== Problem details ==
Retype the whole listing below, character for character.

───── Data section

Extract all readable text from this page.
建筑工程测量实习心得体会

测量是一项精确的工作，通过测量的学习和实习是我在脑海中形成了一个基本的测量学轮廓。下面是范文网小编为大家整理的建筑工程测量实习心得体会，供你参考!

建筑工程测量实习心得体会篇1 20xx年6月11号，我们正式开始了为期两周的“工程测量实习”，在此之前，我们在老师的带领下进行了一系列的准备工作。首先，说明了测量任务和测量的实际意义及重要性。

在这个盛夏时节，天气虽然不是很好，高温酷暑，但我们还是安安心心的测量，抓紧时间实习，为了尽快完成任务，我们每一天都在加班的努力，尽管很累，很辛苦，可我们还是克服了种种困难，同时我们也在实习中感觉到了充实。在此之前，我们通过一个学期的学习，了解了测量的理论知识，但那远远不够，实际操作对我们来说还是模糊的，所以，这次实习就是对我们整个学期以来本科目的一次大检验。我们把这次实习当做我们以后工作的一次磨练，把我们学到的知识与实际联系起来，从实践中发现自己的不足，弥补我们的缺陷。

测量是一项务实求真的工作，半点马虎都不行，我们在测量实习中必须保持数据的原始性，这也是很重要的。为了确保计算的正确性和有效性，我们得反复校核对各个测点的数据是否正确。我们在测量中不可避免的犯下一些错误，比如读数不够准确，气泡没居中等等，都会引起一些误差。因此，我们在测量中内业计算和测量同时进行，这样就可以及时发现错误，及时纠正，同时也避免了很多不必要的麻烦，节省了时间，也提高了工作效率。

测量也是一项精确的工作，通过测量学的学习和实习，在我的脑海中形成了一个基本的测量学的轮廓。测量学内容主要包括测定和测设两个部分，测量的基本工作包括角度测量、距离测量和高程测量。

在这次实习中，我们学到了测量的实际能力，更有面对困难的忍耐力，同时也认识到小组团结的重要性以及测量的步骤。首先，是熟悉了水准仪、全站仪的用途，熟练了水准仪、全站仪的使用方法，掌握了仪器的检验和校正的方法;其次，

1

──────────

== Response to the task ==
Extract all readable text from this page.
建筑工程测量实习心得体会

测量是一项精确的工作，通过测量的学习和实习是我在脑海中形成了一个基本的测量学轮廓。下面是范文网小编为大家整理的建筑工程测量实习心得体会，供你参考!

建筑工程测量实习心得体会篇1 20xx年6月11号，我们正式开始了为期两周的“工程测量实习”，在此之前，我们在老师的带领下进行了一系列的准备工作。首先，说明了测量任务和测量的实际意义及重要性。

在这个盛夏时节，天气虽然不是很好，高温酷暑，但我们还是安安心心的测量，抓紧时间实习，为了尽快完成任务，我们每一天都在加班的努力，尽管很累，很辛苦，可我们还是克服了种种困难，同时我们也在实习中感觉到了充实。在此之前，我们通过一个学期的学习，了解了测量的理论知识，但那远远不够，实际操作对我们来说还是模糊的，所以，这次实习就是对我们整个学期以来本科目的一次大检验。我们把这次实习当做我们以后工作的一次磨练，把我们学到的知识与实际联系起来，从实践中发现自己的不足，弥补我们的缺陷。

测量是一项务实求真的工作，半点马虎都不行，我们在测量实习中必须保持数据的原始性，这也是很重要的。为了确保计算的正确性和有效性，我们得反复校核对各个测点的数据是否正确。我们在测量中不可避免的犯下一些错误，比如读数不够准确，气泡没居中等等，都会引起一些误差。因此，我们在测量中内业计算和测量同时进行，这样就可以及时发现错误，及时纠正，同时也避免了很多不必要的麻烦，节省了时间，也提高了工作效率。

测量也是一项精确的工作，通过测量学的学习和实习，在我的脑海中形成了一个基本的测量学的轮廓。测量学内容主要包括测定和测设两个部分，测量的基本工作包括角度测量、距离测量和高程测量。

在这次实习中，我们学到了测量的实际能力，更有面对困难的忍耐力，同时也认识到小组团结的重要性以及测量的步骤。首先，是熟悉了水准仪、全站仪的用途，熟练了水准仪、全站仪的使用方法，掌握了仪器的检验和校正的方法;其次，

1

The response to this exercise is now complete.